*DIRECTIONS FOR THIS TASK*: Output all entries verbatim. Skip pictures.

*ENTRIES SUPPLIED*:
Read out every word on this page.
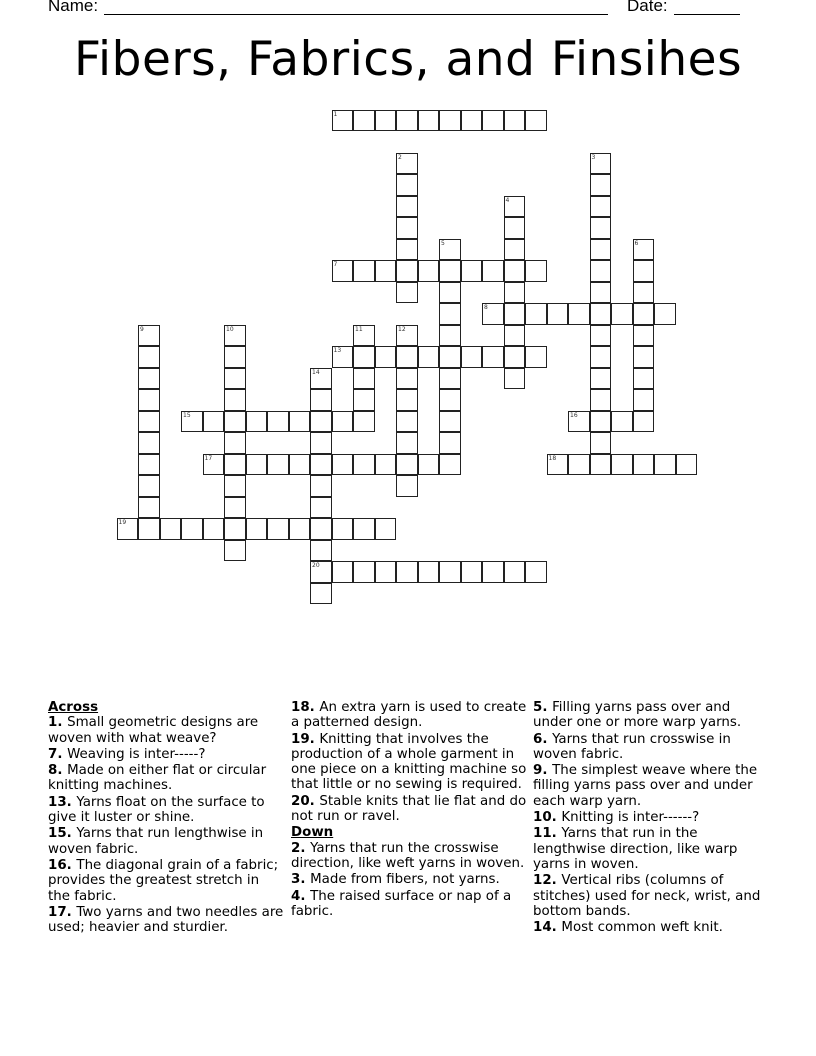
Name:	Date:
Fibers, Fabrics, and Finsihes
1
2	3
4
5	6
7
8
9	10	11	12
13
14
20
15	16
17	18
19
Across
1. Small geometric designs are woven with what weave?
7. Weaving is inter-----?
8. Made on either flat or circular knitting machines.
13. Yarns float on the surface to give it luster or shine.
15. Yarns that run lengthwise in woven fabric.
16. The diagonal grain of a fabric; provides the greatest stretch in the fabric.
17. Two yarns and two needles are used; heavier and sturdier.
18. An extra yarn is used to create a patterned design.
19. Knitting that involves the production of a whole garment in one piece on a knitting machine so that little or no sewing is required.
20. Stable knits that lie flat and do not run or ravel.
Down
2. Yarns that run the crosswise direction, like weft yarns in woven.
3. Made from fibers, not yarns.
4. The raised surface or nap of a fabric.
5. Filling yarns pass over and under one or more warp yarns.
6. Yarns that run crosswise in woven fabric.
9. The simplest weave where the filling yarns pass over and under each warp yarn.
10. Knitting is inter------?
11. Yarns that run in the lengthwise direction, like warp yarns in woven.
12. Vertical ribs (columns of stitches) used for neck, wrist, and bottom bands.
14. Most common weft knit.
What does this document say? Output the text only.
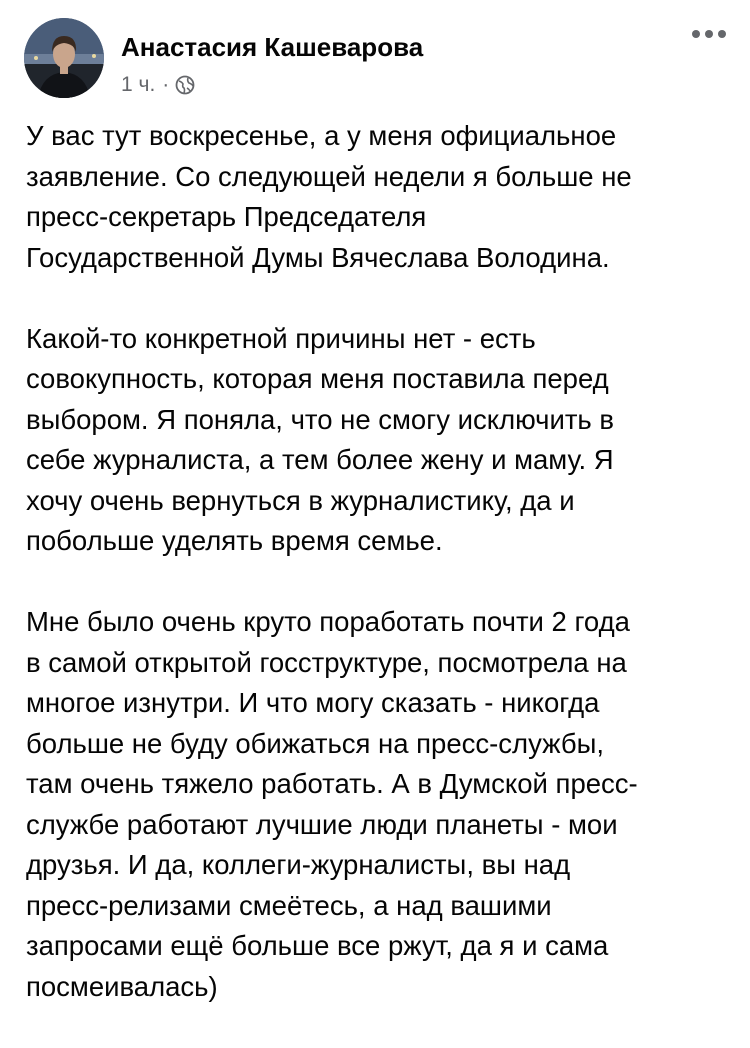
Анастасия Кашеварова
1 ч. ·
У вас тут воскресенье, а у меня официальное
заявление. Со следующей недели я больше не
пресс-секретарь Председателя
Государственной Думы Вячеслава Володина.
Какой-то конкретной причины нет - есть
совокупность, которая меня поставила перед
выбором. Я поняла, что не смогу исключить в
себе журналиста, а тем более жену и маму. Я
хочу очень вернуться в журналистику, да и
побольше уделять время семье.
Мне было очень круто поработать почти 2 года
в самой открытой госструктуре, посмотрела на
многое изнутри. И что могу сказать - никогда
больше не буду обижаться на пресс-службы,
там очень тяжело работать. А в Думской пресс-
службе работают лучшие люди планеты - мои
друзья. И да, коллеги-журналисты, вы над
пресс-релизами смеётесь, а над вашими
запросами ещё больше все ржут, да я и сама
посмеивалась)
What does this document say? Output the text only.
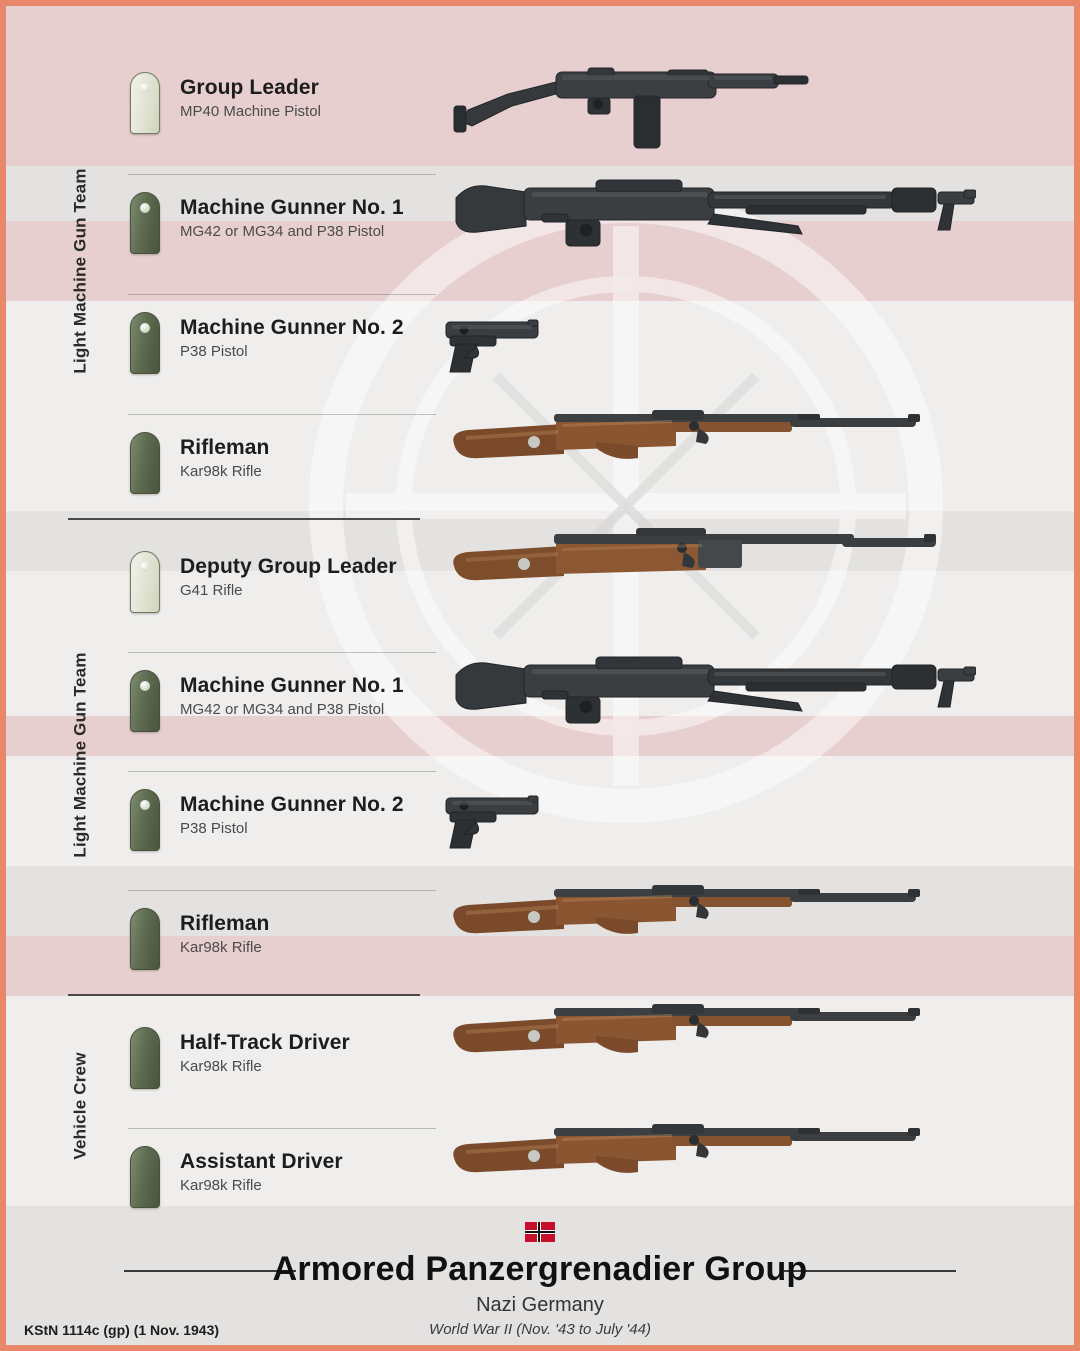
Light Machine Gun Team
Light Machine Gun Team
Vehicle Crew
Group Leader
MP40 Machine Pistol
Machine Gunner No. 1
MG42 or MG34 and P38 Pistol
Machine Gunner No. 2
P38 Pistol
Rifleman
Kar98k Rifle
Deputy Group Leader
G41 Rifle
Machine Gunner No. 1
MG42 or MG34 and P38 Pistol
Machine Gunner No. 2
P38 Pistol
Rifleman
Kar98k Rifle
Half-Track Driver
Kar98k Rifle
Assistant Driver
Kar98k Rifle
Armored Panzergrenadier Group
Nazi Germany
World War II (Nov. '43 to July '44)
KStN 1114c (gp) (1 Nov. 1943)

*RESPONSE*:
Read out every word on this page.
Name:	Date:
Fibers, Fabrics, and Finsihes
1
2	3
4
5	6
7
8
9	10	11	12
13
14
20
15	16
17	18
19
Across
1. Small geometric designs are woven with what weave?
7. Weaving is inter-----?
8. Made on either flat or circular knitting machines.
13. Yarns float on the surface to give it luster or shine.
15. Yarns that run lengthwise in woven fabric.
16. The diagonal grain of a fabric; provides the greatest stretch in the fabric.
17. Two yarns and two needles are used; heavier and sturdier.
18. An extra yarn is used to create a patterned design.
19. Knitting that involves the production of a whole garment in one piece on a knitting machine so that little or no sewing is required.
20. Stable knits that lie flat and do not run or ravel.
Down
2. Yarns that run the crosswise direction, like weft yarns in woven.
3. Made from fibers, not yarns.
4. The raised surface or nap of a fabric.
5. Filling yarns pass over and under one or more warp yarns.
6. Yarns that run crosswise in woven fabric.
9. The simplest weave where the filling yarns pass over and under each warp yarn.
10. Knitting is inter------?
11. Yarns that run in the lengthwise direction, like warp yarns in woven.
12. Vertical ribs (columns of stitches) used for neck, wrist, and bottom bands.
14. Most common weft knit.
What does this document say? Output the text only.
Анастасия Кашеварова
1 ч. ·
У вас тут воскресенье, а у меня официальное
заявление. Со следующей недели я больше не
пресс-секретарь Председателя
Государственной Думы Вячеслава Володина.
Какой-то конкретной причины нет - есть
совокупность, которая меня поставила перед
выбором. Я поняла, что не смогу исключить в
себе журналиста, а тем более жену и маму. Я
хочу очень вернуться в журналистику, да и
побольше уделять время семье.
Мне было очень круто поработать почти 2 года
в самой открытой госструктуре, посмотрела на
многое изнутри. И что могу сказать - никогда
больше не буду обижаться на пресс-службы,
там очень тяжело работать. А в Думской пресс-
службе работают лучшие люди планеты - мои
друзья. И да, коллеги-журналисты, вы над
пресс-релизами смеётесь, а над вашими
запросами ещё больше все ржут, да я и сама
посмеивалась)
What does this document say? Output the text only.
Light Machine Gun Team
Light Machine Gun Team
Vehicle Crew
Group Leader
MP40 Machine Pistol
Machine Gunner No. 1
MG42 or MG34 and P38 Pistol
Machine Gunner No. 2
P38 Pistol
Rifleman
Kar98k Rifle
Deputy Group Leader
G41 Rifle
Machine Gunner No. 1
MG42 or MG34 and P38 Pistol
Machine Gunner No. 2
P38 Pistol
Rifleman
Kar98k Rifle
Half-Track Driver
Kar98k Rifle
Assistant Driver
Kar98k Rifle
Armored Panzergrenadier Group
Nazi Germany
World War II (Nov. '43 to July '44)
KStN 1114c (gp) (1 Nov. 1943)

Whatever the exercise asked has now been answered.